Problem to work on. Your answer should reproduce every line of the material in which the word "baryons" occurs.

Recorded data.
··········

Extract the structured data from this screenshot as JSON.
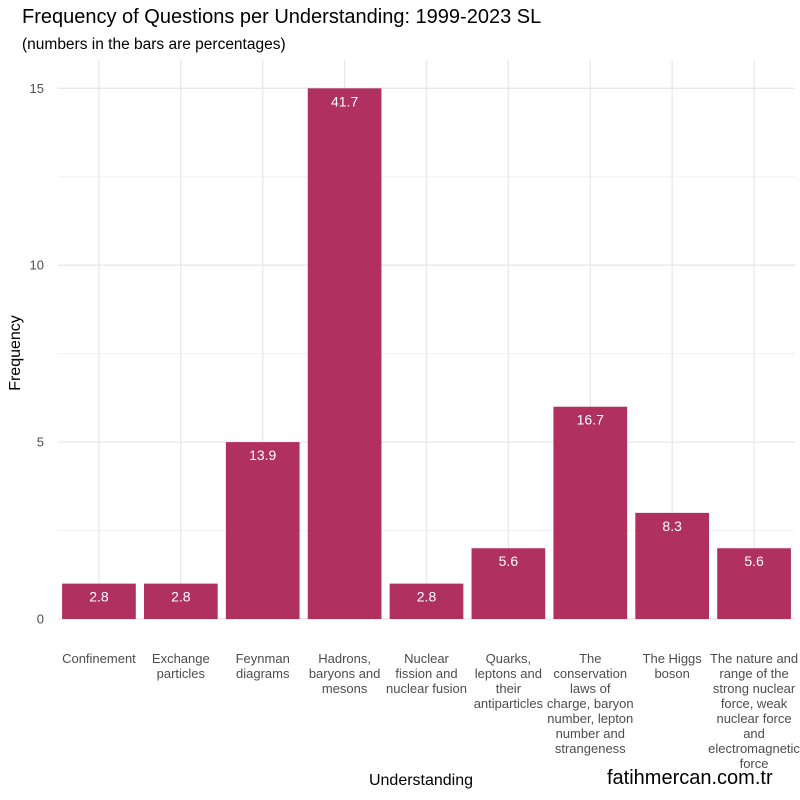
{
  "chart_data": {
    "type": "bar",
    "title": "Frequency of Questions per Understanding: 1999-2023 SL",
    "subtitle": "(numbers in the bars are percentages)",
    "xlabel": "Understanding",
    "ylabel": "Frequency",
    "ylim": [
      0,
      15.8
    ],
    "yticks": [
      0,
      5,
      10,
      15
    ],
    "grid": true,
    "categories": [
      "Confinement",
      "Exchange particles",
      "Feynman diagrams",
      "Hadrons, baryons and mesons",
      "Nuclear fission and nuclear fusion",
      "Quarks, leptons and their antiparticles",
      "The conservation laws of charge, baryon number, lepton number and strangeness",
      "The Higgs boson",
      "The nature and range of the strong nuclear force, weak nuclear force and electromagnetic force"
    ],
    "category_label_lines": [
      [
        "Confinement"
      ],
      [
        "Exchange",
        "particles"
      ],
      [
        "Feynman",
        "diagrams"
      ],
      [
        "Hadrons,",
        "baryons and",
        "mesons"
      ],
      [
        "Nuclear",
        "fission and",
        "nuclear fusion"
      ],
      [
        "Quarks,",
        "leptons and",
        "their",
        "antiparticles"
      ],
      [
        "The",
        "conservation",
        "laws of",
        "charge, baryon",
        "number, lepton",
        "number and",
        "strangeness"
      ],
      [
        "The Higgs",
        "boson"
      ],
      [
        "The nature and",
        "range of the",
        "strong nuclear",
        "force, weak",
        "nuclear force",
        "and",
        "electromagnetic",
        "force"
      ]
    ],
    "values": [
      1,
      1,
      5,
      15,
      1,
      2,
      6,
      3,
      2
    ],
    "bar_labels": [
      "2.8",
      "2.8",
      "13.9",
      "41.7",
      "2.8",
      "5.6",
      "16.7",
      "8.3",
      "5.6"
    ],
    "bar_color": "#B03060"
  },
  "credit": "fatihmercan.com.tr"
}
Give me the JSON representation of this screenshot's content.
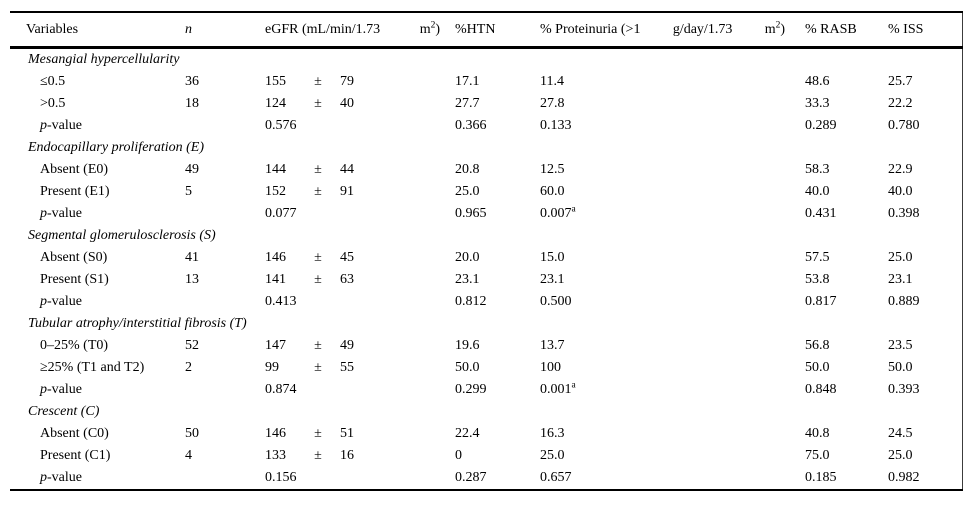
{
  "table": {
    "header": {
      "variables": "Variables",
      "n": "n",
      "egfr_seg1": "eGFR (mL/min/1.73",
      "unit_m": "m",
      "unit_sup": "2",
      "unit_close": ")",
      "htn": "%HTN",
      "prot_seg1": "% Proteinuria (>1",
      "prot_seg2": "g/day/1.73",
      "rasb": "% RASB",
      "iss": "% ISS"
    },
    "plus_minus_symbol": "±",
    "sections": [
      {
        "title": "Mesangial hypercellularity",
        "rows": [
          {
            "label": "≤0.5",
            "n": "36",
            "egfr": "155",
            "pm": "±",
            "sd": "79",
            "htn": "17.1",
            "prot": "11.4",
            "prot_sup": "",
            "rasb": "48.6",
            "iss": "25.7",
            "is_p": false
          },
          {
            "label": ">0.5",
            "n": "18",
            "egfr": "124",
            "pm": "±",
            "sd": "40",
            "htn": "27.7",
            "prot": "27.8",
            "prot_sup": "",
            "rasb": "33.3",
            "iss": "22.2",
            "is_p": false
          },
          {
            "label": "p-value",
            "label_italic": "p",
            "label_rest": "-value",
            "n": "",
            "egfr": "0.576",
            "pm": "",
            "sd": "",
            "htn": "0.366",
            "prot": "0.133",
            "prot_sup": "",
            "rasb": "0.289",
            "iss": "0.780",
            "is_p": true
          }
        ]
      },
      {
        "title": "Endocapillary proliferation (E)",
        "rows": [
          {
            "label": "Absent (E0)",
            "n": "49",
            "egfr": "144",
            "pm": "±",
            "sd": "44",
            "htn": "20.8",
            "prot": "12.5",
            "prot_sup": "",
            "rasb": "58.3",
            "iss": "22.9",
            "is_p": false
          },
          {
            "label": "Present (E1)",
            "n": "5",
            "egfr": "152",
            "pm": "±",
            "sd": "91",
            "htn": "25.0",
            "prot": "60.0",
            "prot_sup": "",
            "rasb": "40.0",
            "iss": "40.0",
            "is_p": false
          },
          {
            "label": "p-value",
            "label_italic": "p",
            "label_rest": "-value",
            "n": "",
            "egfr": "0.077",
            "pm": "",
            "sd": "",
            "htn": "0.965",
            "prot": "0.007",
            "prot_sup": "a",
            "rasb": "0.431",
            "iss": "0.398",
            "is_p": true
          }
        ]
      },
      {
        "title": "Segmental glomerulosclerosis (S)",
        "rows": [
          {
            "label": "Absent (S0)",
            "n": "41",
            "egfr": "146",
            "pm": "±",
            "sd": "45",
            "htn": "20.0",
            "prot": "15.0",
            "prot_sup": "",
            "rasb": "57.5",
            "iss": "25.0",
            "is_p": false
          },
          {
            "label": "Present (S1)",
            "n": "13",
            "egfr": "141",
            "pm": "±",
            "sd": "63",
            "htn": "23.1",
            "prot": "23.1",
            "prot_sup": "",
            "rasb": "53.8",
            "iss": "23.1",
            "is_p": false
          },
          {
            "label": "p-value",
            "label_italic": "p",
            "label_rest": "-value",
            "n": "",
            "egfr": "0.413",
            "pm": "",
            "sd": "",
            "htn": "0.812",
            "prot": "0.500",
            "prot_sup": "",
            "rasb": "0.817",
            "iss": "0.889",
            "is_p": true
          }
        ]
      },
      {
        "title": "Tubular atrophy/interstitial fibrosis (T)",
        "rows": [
          {
            "label": "0–25% (T0)",
            "n": "52",
            "egfr": "147",
            "pm": "±",
            "sd": "49",
            "htn": "19.6",
            "prot": "13.7",
            "prot_sup": "",
            "rasb": "56.8",
            "iss": "23.5",
            "is_p": false
          },
          {
            "label": "≥25% (T1 and T2)",
            "n": "2",
            "egfr": "99",
            "pm": "±",
            "sd": "55",
            "htn": "50.0",
            "prot": "100",
            "prot_sup": "",
            "rasb": "50.0",
            "iss": "50.0",
            "is_p": false
          },
          {
            "label": "p-value",
            "label_italic": "p",
            "label_rest": "-value",
            "n": "",
            "egfr": "0.874",
            "pm": "",
            "sd": "",
            "htn": "0.299",
            "prot": "0.001",
            "prot_sup": "a",
            "rasb": "0.848",
            "iss": "0.393",
            "is_p": true
          }
        ]
      },
      {
        "title": "Crescent (C)",
        "rows": [
          {
            "label": "Absent (C0)",
            "n": "50",
            "egfr": "146",
            "pm": "±",
            "sd": "51",
            "htn": "22.4",
            "prot": "16.3",
            "prot_sup": "",
            "rasb": "40.8",
            "iss": "24.5",
            "is_p": false
          },
          {
            "label": "Present (C1)",
            "n": "4",
            "egfr": "133",
            "pm": "±",
            "sd": "16",
            "htn": "0",
            "prot": "25.0",
            "prot_sup": "",
            "rasb": "75.0",
            "iss": "25.0",
            "is_p": false
          },
          {
            "label": "p-value",
            "label_italic": "p",
            "label_rest": "-value",
            "n": "",
            "egfr": "0.156",
            "pm": "",
            "sd": "",
            "htn": "0.287",
            "prot": "0.657",
            "prot_sup": "",
            "rasb": "0.185",
            "iss": "0.982",
            "is_p": true
          }
        ]
      }
    ]
  }
}
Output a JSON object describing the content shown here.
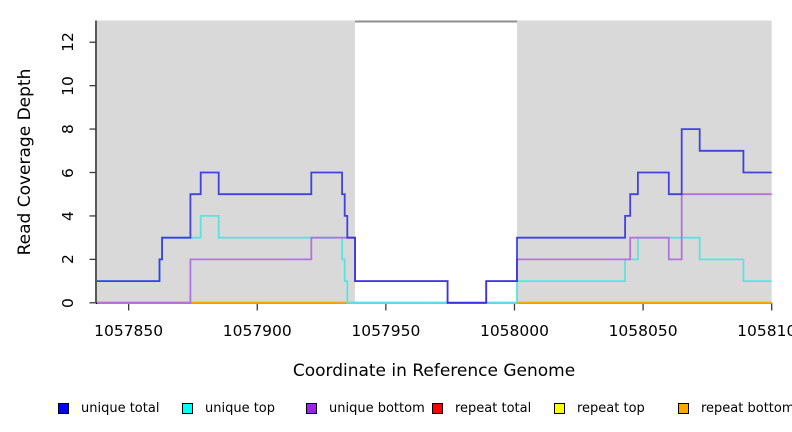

··········

Response to the exercise.
      "Hadrons, baryons and mesons",
        "baryons and",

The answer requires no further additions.